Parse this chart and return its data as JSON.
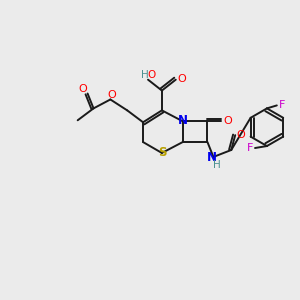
{
  "background_color": "#ebebeb",
  "bond_color": "#1a1a1a",
  "atom_colors": {
    "O": "#ff0000",
    "N": "#0000ee",
    "S": "#b8a000",
    "F": "#cc00cc",
    "HO": "#4a9090",
    "HN": "#4a9090",
    "C": "#1a1a1a"
  },
  "figsize": [
    3.0,
    3.0
  ],
  "dpi": 100
}
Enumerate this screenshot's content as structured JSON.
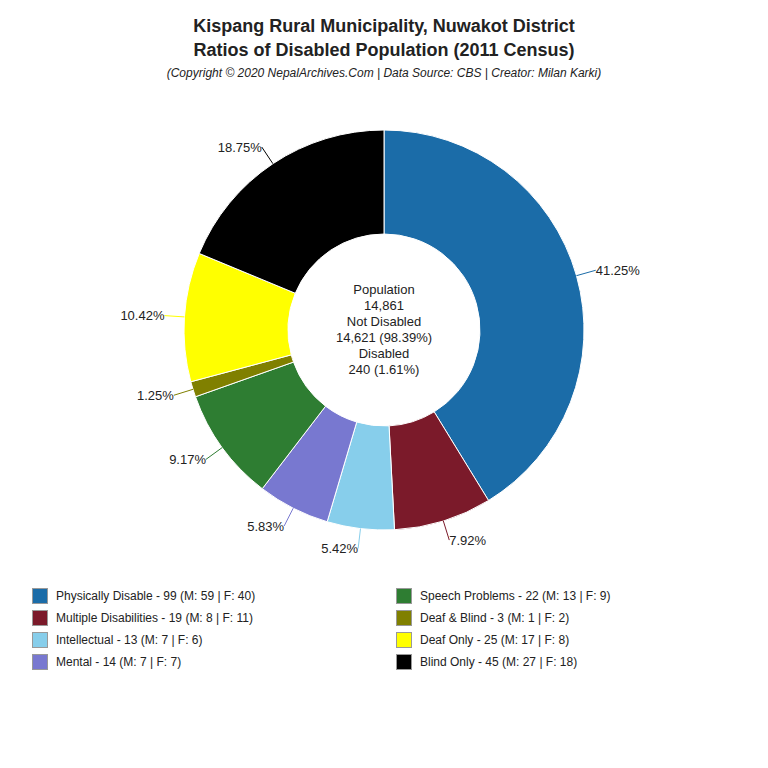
{
  "chart_data": {
    "type": "pie",
    "title": "Kispang Rural Municipality, Nuwakot District\nRatios of Disabled Population (2011 Census)",
    "subtitle": "(Copyright © 2020 NepalArchives.Com | Data Source: CBS | Creator: Milan Karki)",
    "categories": [
      "Physically Disable - 99 (M: 59 | F: 40)",
      "Multiple Disabilities - 19 (M: 8 | F: 11)",
      "Intellectual - 13 (M: 7 | F: 6)",
      "Mental - 14 (M: 7 | F: 7)",
      "Speech Problems - 22 (M: 13 | F: 9)",
      "Deaf & Blind - 3 (M: 1 | F: 2)",
      "Deaf Only - 25 (M: 17 | F: 8)",
      "Blind Only - 45 (M: 27 | F: 18)"
    ],
    "values": [
      41.25,
      7.92,
      5.42,
      5.83,
      9.17,
      1.25,
      10.42,
      18.75
    ],
    "value_labels": [
      "41.25%",
      "7.92%",
      "5.42%",
      "5.83%",
      "9.17%",
      "1.25%",
      "10.42%",
      "18.75%"
    ],
    "colors": [
      "#1b6ca8",
      "#7b1a2a",
      "#87ceeb",
      "#7878d0",
      "#2e7d32",
      "#808000",
      "#ffff00",
      "#000000"
    ],
    "data_labels": true,
    "legend": "bottom",
    "annotations": [
      "Population",
      "14,861",
      "Not Disabled",
      "14,621 (98.39%)",
      "Disabled",
      "240 (1.61%)"
    ]
  }
}
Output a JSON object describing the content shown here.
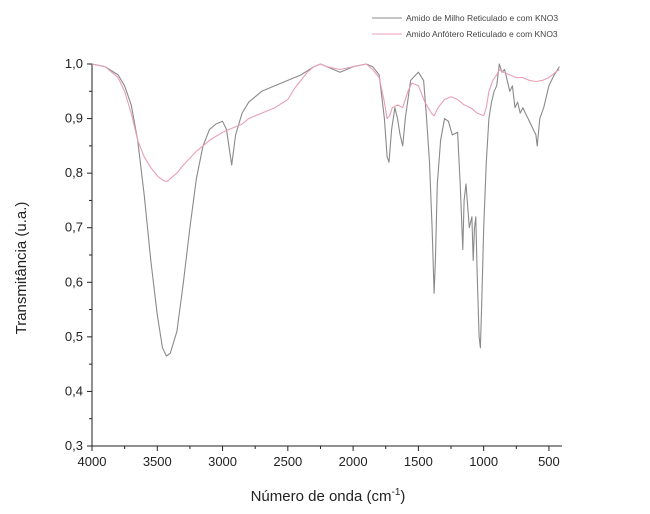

DIRECTIVE » All the lines above are to be reproduced exactly, except the pictures.

FULL RESPONSE »
Parse this chart and return its data as JSON.
{
  "background_color": "#ebebeb",
  "bond_color": "#1a1a1a",
  "atom_colors": {
    "O": "#ff0000",
    "N": "#0000ee",
    "S": "#b8a000",
    "F": "#cc00cc",
    "HO": "#4a9090",
    "HN": "#4a9090",
    "C": "#1a1a1a"
  },
  "figsize": [
    3.0,
    3.0
  ],
  "dpi": 100
}
Enumerate this screenshot's content as structured JSON.
{
  "chart_data": {
    "type": "pie",
    "title": "Kispang Rural Municipality, Nuwakot District\nRatios of Disabled Population (2011 Census)",
    "subtitle": "(Copyright © 2020 NepalArchives.Com | Data Source: CBS | Creator: Milan Karki)",
    "categories": [
      "Physically Disable - 99 (M: 59 | F: 40)",
      "Multiple Disabilities - 19 (M: 8 | F: 11)",
      "Intellectual - 13 (M: 7 | F: 6)",
      "Mental - 14 (M: 7 | F: 7)",
      "Speech Problems - 22 (M: 13 | F: 9)",
      "Deaf & Blind - 3 (M: 1 | F: 2)",
      "Deaf Only - 25 (M: 17 | F: 8)",
      "Blind Only - 45 (M: 27 | F: 18)"
    ],
    "values": [
      41.25,
      7.92,
      5.42,
      5.83,
      9.17,
      1.25,
      10.42,
      18.75
    ],
    "value_labels": [
      "41.25%",
      "7.92%",
      "5.42%",
      "5.83%",
      "9.17%",
      "1.25%",
      "10.42%",
      "18.75%"
    ],
    "colors": [
      "#1b6ca8",
      "#7b1a2a",
      "#87ceeb",
      "#7878d0",
      "#2e7d32",
      "#808000",
      "#ffff00",
      "#000000"
    ],
    "data_labels": true,
    "legend": "bottom",
    "annotations": [
      "Population",
      "14,861",
      "Not Disabled",
      "14,621 (98.39%)",
      "Disabled",
      "240 (1.61%)"
    ]
  }
}
Output a JSON object describing the content shown here.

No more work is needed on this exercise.